═══ Texte cité
Ligericus sum, nil Ligeris a me alienum puto.

Un monsieur qui a des idées

Un monsieur qui a des idées

Un monsieur qui a des idées

L'art du dialogue

 

J’ai eu le privilège d’assister bien plus que de participer il est vrai, à une réunion où l’un des participants tient le crachoir avec une remarquable constance, une infatigable logorrhée qui méritait d’être brossée tant ce cas ne me semble hélas pas unique. J’aurais dû me méfier et prendre mes jambes à mon cou quand d’entrée de jeu, notre ami affirma : « J’ai des idées et j’en ai même beaucoup ! ». Ce beaucoup s’avéra énormément et si bien qu'au terme des deux heures d’exposition de ses idées, j’en avais la tête farcie …

Monsieur a des idées et le fait savoir d’une voix forte, affirmée qu’il nous impose à jet continu. Il a certainement un problème de surdité pour atteindre un tel niveau sonore à moins qu’il ait pour objectif de faire taire la concurrence. Il parle et n’écoute personne, qualité essentielle pour celui qui souhaite tirer la couverture à lui.

Ses idées fusent comme à Gravelote. C’est un véritable tir de barrage qui interdit tout autre expression. C’est impressionnant, il les enfile comme des perles, l’une succédant à l’autre sans laisser le temps aux auditeurs médusés de faire une remarque ou de formuler une critique. La seule possibilité qui nous est offerte est l’exclamation devant le génie inventif du bonhomme.
══════
═══ Extraits de données
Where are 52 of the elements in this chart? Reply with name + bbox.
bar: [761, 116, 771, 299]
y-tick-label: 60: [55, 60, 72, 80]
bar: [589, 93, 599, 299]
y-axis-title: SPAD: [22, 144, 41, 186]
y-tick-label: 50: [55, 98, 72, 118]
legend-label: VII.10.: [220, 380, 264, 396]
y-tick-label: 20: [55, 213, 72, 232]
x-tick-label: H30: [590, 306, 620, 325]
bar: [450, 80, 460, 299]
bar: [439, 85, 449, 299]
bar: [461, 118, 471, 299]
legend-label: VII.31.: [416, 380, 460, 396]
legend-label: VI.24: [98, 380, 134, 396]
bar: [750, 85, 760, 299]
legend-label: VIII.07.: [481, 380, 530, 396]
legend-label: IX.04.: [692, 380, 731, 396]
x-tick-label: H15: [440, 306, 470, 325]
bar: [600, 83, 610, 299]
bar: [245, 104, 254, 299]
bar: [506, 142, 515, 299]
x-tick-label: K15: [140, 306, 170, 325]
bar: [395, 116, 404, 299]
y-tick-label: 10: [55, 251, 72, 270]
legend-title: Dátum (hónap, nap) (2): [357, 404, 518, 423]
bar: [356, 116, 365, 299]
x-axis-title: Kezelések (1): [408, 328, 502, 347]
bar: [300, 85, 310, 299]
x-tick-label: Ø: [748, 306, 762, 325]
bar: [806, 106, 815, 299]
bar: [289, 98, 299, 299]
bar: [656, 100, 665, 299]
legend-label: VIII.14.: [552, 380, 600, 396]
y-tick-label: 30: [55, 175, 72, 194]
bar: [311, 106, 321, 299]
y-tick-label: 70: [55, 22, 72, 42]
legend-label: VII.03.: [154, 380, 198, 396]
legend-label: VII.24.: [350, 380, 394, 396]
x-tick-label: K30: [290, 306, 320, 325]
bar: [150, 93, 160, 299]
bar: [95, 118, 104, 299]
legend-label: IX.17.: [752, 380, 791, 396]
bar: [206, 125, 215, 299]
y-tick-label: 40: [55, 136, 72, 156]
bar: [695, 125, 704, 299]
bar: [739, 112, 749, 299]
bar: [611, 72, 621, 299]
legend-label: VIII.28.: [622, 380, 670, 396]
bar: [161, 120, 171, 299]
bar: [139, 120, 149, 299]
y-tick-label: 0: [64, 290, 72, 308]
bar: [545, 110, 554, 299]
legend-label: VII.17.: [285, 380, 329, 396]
══════
Consignes:
• 1. Dans le texte sur le monsieur qui a des idées, combien de temps a duré l'exposition de ses idées ?
• 2. Rédigez, s'il vous plaît, la suite du texte sur le monsieur qui a des idées, à partir de sa dernière phrase.
Les enregistrements sont tirés d'une source différente.

Réponses par consigne:
• 1. Deux heures.

• 2.
Il doit parfois reprendre son souffle, c’est une nécessité vitale. Durant ce bref répit, l’un de nous essaie de prendre la parole. Il n’a pas le temps d’entamer sa suggestion que l’autre reprend son discours sans se soucier de celui à qui il cloue le bec. Il est évident qu’il se trouve merveilleusement brillant, on devine le plaisir immense qu’il a à nous gratifier de son savoir encyclopédique, de son imagination sublime.

Parfois, malgré tout, un autre doit répondre à une question, évoquer une contrainte, organiser une procédure que le grand homme a mise en place. Pendant ce temps, il use de l'aparté pour continuer à parler avec son voisin. Finalement, il se moque des conséquences de ses idées puisqu’il n’écoute jamais les remarques qui en découlent.

Le résultat inévitable de ce bourdonnement est l'imitation. Les autres font de même, découvrant qu’il leur est impossible d’être entendus, ils parlent dans le plus parfait désordre, dans un brouhaha épuisant où le grand orateur tient malgré tout le haut du volume. C’est désormais une pétaudière dans laquelle le Roi Pétaud pérore et ratiocine avec un art consommé de la vacuité et de la redondance.

Car, il n’y a pas de miracles, à déblatérer ainsi deux heures durant la sornette est inéluctable tout comme le retour sur un propos déjà tenu. Ses idées font des ricochets, reviennent en boucle, se contredisent parfois. L’essentiel est d’exister non d’apporter sa pierre à l’édifice qui, grâce à lui, ne sera qu’un château branlant. Rien de solide ne peut résister à sa furia langagière.

Au bout de l’épreuve, j’avoue ne plus savoir que penser. La commission va dans le mur, le groupe de travail fonctionnera aux seuls mouvements imposés par l’inénarrable soliste. Sans lui, rien ne se fera, en dehors de lui, tout est vain et sans intérêt. Il est l’unique, le seul capable de faire, c’est du moins ce qu’il ne cesse de sous-entendre en toute modestie. Il se chargera de tout, participera à tout, impulsera tout en bon chef d’orchestre qui se charge de jouer de tous les instruments à lui seul.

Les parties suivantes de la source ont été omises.